Provide nothing beyond the count of lines that include the string "type".
[start Records to process]
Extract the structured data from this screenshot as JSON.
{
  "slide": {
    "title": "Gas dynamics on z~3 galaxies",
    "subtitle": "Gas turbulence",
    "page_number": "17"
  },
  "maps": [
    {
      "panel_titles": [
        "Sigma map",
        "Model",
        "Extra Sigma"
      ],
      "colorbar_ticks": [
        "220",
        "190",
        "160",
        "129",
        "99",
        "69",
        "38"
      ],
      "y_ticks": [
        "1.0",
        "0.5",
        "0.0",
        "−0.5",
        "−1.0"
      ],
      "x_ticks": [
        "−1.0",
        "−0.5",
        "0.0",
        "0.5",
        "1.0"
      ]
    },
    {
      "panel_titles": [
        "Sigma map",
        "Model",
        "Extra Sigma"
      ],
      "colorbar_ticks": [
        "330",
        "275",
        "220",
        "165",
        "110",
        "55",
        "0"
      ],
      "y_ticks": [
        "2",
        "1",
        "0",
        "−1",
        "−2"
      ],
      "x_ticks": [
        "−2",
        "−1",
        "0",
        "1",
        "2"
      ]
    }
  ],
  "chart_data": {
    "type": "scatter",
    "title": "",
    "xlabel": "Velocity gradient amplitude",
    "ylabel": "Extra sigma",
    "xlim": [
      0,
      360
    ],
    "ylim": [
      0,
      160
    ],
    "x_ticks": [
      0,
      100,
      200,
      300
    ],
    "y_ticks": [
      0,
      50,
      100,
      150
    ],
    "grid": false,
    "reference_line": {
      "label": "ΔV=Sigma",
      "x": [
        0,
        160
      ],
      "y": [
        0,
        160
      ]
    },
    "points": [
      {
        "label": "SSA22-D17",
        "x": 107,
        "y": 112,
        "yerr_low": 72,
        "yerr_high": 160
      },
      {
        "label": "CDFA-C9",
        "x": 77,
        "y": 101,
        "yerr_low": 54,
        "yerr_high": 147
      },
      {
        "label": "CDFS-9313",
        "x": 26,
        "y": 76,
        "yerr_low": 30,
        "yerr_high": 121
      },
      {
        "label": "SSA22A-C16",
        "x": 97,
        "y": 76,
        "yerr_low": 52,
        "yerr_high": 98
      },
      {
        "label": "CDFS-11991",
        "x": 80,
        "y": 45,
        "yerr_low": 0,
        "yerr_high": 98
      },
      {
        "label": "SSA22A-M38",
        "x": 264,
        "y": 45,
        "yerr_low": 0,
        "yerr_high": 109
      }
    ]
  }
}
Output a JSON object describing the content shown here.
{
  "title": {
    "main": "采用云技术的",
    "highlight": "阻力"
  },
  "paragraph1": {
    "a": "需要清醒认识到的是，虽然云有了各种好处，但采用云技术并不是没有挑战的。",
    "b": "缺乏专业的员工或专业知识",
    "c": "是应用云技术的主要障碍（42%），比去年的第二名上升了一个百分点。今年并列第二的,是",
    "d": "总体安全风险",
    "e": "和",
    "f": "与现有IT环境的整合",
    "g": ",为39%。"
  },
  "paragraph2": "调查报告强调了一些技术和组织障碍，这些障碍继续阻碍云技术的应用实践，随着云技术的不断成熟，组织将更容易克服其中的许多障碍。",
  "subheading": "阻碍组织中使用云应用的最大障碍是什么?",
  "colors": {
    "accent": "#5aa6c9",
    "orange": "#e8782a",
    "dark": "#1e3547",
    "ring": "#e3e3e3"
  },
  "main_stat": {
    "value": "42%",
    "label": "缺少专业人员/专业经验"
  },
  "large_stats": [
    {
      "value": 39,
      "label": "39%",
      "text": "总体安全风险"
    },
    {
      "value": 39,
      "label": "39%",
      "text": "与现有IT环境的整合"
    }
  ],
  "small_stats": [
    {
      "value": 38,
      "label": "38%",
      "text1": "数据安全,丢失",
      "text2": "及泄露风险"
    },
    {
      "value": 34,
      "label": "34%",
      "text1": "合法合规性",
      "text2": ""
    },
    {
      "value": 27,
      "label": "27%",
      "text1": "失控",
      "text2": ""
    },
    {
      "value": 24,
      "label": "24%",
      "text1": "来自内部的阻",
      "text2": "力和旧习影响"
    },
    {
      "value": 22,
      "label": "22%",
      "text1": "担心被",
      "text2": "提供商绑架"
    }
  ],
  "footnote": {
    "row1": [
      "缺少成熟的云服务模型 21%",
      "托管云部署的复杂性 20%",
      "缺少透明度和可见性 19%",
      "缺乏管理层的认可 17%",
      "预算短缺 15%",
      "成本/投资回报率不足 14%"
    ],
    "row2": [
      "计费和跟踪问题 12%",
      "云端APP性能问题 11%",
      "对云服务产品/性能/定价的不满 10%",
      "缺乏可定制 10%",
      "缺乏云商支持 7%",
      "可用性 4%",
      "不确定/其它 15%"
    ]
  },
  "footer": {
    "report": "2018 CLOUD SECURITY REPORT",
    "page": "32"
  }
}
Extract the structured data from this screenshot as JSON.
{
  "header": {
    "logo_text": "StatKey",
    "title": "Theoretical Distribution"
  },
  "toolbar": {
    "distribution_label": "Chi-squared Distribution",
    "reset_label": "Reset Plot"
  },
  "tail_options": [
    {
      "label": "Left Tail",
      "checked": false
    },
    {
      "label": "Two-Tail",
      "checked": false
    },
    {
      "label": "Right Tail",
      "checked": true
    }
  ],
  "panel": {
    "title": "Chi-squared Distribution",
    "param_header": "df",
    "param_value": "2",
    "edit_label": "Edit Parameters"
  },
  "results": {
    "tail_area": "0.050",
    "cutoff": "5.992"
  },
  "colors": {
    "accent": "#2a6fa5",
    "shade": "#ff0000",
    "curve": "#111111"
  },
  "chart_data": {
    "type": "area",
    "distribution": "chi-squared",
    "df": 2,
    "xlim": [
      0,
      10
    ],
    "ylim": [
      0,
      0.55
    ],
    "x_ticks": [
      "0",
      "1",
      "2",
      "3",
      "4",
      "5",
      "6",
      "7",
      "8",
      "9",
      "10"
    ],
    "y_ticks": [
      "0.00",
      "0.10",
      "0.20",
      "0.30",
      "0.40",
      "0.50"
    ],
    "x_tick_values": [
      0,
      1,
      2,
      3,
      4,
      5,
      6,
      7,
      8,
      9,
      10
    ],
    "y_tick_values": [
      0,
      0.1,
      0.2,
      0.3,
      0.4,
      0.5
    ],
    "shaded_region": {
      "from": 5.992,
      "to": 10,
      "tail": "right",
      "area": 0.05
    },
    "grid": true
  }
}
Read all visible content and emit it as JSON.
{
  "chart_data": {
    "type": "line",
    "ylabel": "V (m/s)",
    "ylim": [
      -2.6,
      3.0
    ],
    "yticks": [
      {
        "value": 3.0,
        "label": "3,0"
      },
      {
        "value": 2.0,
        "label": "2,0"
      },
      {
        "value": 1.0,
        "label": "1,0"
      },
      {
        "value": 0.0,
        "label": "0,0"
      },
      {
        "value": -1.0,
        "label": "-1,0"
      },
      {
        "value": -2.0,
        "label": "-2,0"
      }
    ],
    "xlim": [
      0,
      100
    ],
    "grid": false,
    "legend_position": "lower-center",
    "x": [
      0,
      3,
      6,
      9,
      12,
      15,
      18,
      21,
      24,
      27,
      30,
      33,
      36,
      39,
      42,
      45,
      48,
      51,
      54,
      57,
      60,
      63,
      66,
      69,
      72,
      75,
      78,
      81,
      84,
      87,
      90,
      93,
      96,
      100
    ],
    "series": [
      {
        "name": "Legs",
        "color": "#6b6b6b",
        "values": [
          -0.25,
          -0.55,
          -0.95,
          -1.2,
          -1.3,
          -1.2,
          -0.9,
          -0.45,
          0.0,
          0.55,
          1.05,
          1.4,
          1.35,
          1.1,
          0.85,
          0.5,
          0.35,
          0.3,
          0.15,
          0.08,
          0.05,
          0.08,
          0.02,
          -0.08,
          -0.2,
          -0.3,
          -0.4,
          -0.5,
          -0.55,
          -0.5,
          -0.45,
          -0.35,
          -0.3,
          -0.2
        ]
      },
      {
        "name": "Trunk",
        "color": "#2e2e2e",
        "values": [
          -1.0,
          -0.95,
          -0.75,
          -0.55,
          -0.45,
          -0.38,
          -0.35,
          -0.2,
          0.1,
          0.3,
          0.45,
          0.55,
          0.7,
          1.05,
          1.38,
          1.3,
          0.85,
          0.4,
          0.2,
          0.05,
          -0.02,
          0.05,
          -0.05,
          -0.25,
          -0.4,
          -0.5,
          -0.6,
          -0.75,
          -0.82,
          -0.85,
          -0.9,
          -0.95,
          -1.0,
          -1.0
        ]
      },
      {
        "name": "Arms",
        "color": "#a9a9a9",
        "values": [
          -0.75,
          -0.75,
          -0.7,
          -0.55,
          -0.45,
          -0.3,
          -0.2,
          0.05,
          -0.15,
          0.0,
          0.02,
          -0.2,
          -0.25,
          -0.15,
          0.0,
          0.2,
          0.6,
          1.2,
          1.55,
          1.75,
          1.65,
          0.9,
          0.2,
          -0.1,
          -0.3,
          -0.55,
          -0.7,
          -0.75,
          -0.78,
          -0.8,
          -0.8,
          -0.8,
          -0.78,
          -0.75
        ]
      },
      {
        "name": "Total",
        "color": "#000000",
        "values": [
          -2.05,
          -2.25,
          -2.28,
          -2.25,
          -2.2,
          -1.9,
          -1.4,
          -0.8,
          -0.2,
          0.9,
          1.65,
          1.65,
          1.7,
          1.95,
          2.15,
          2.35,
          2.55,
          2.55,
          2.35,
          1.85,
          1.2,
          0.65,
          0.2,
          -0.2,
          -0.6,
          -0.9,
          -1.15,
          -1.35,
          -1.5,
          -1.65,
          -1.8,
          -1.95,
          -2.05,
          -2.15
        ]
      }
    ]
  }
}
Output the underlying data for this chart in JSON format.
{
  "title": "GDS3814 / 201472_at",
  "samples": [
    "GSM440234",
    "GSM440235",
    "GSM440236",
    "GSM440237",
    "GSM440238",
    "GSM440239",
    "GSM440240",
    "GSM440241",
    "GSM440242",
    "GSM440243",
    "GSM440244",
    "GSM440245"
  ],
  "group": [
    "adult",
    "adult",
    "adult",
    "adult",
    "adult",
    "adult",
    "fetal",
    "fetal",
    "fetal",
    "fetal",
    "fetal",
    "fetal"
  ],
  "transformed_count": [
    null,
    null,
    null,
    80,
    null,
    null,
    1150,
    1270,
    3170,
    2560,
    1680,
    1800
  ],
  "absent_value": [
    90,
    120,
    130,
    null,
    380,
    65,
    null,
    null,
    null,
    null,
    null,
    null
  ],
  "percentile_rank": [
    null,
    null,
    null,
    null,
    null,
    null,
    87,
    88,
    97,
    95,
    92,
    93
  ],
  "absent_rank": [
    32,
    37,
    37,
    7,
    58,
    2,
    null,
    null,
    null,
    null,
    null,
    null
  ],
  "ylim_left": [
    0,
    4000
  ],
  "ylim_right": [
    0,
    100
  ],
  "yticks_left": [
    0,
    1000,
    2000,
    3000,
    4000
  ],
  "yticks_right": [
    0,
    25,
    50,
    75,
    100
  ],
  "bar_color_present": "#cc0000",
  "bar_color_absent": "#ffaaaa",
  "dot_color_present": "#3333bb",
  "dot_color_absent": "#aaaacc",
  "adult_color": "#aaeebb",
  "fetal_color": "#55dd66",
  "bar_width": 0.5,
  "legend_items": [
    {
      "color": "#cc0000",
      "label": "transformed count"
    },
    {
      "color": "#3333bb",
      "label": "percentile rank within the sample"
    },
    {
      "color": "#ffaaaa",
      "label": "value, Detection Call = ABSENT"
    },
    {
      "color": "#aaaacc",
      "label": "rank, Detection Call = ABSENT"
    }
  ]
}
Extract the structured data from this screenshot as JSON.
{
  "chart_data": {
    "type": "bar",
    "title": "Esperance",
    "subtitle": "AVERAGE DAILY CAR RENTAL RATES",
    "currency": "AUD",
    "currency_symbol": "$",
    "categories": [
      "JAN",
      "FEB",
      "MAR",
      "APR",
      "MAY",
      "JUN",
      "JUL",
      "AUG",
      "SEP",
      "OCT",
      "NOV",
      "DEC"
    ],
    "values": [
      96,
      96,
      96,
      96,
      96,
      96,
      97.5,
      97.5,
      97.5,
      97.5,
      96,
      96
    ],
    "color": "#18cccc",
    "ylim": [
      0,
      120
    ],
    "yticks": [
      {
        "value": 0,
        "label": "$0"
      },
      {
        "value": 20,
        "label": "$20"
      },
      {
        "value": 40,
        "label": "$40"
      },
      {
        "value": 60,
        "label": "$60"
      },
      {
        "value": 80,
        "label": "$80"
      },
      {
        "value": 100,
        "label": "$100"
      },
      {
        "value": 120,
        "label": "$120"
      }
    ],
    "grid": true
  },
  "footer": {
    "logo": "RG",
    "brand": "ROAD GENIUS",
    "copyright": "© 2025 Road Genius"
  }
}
[end Records to process]
- **Solution for this problem**:
4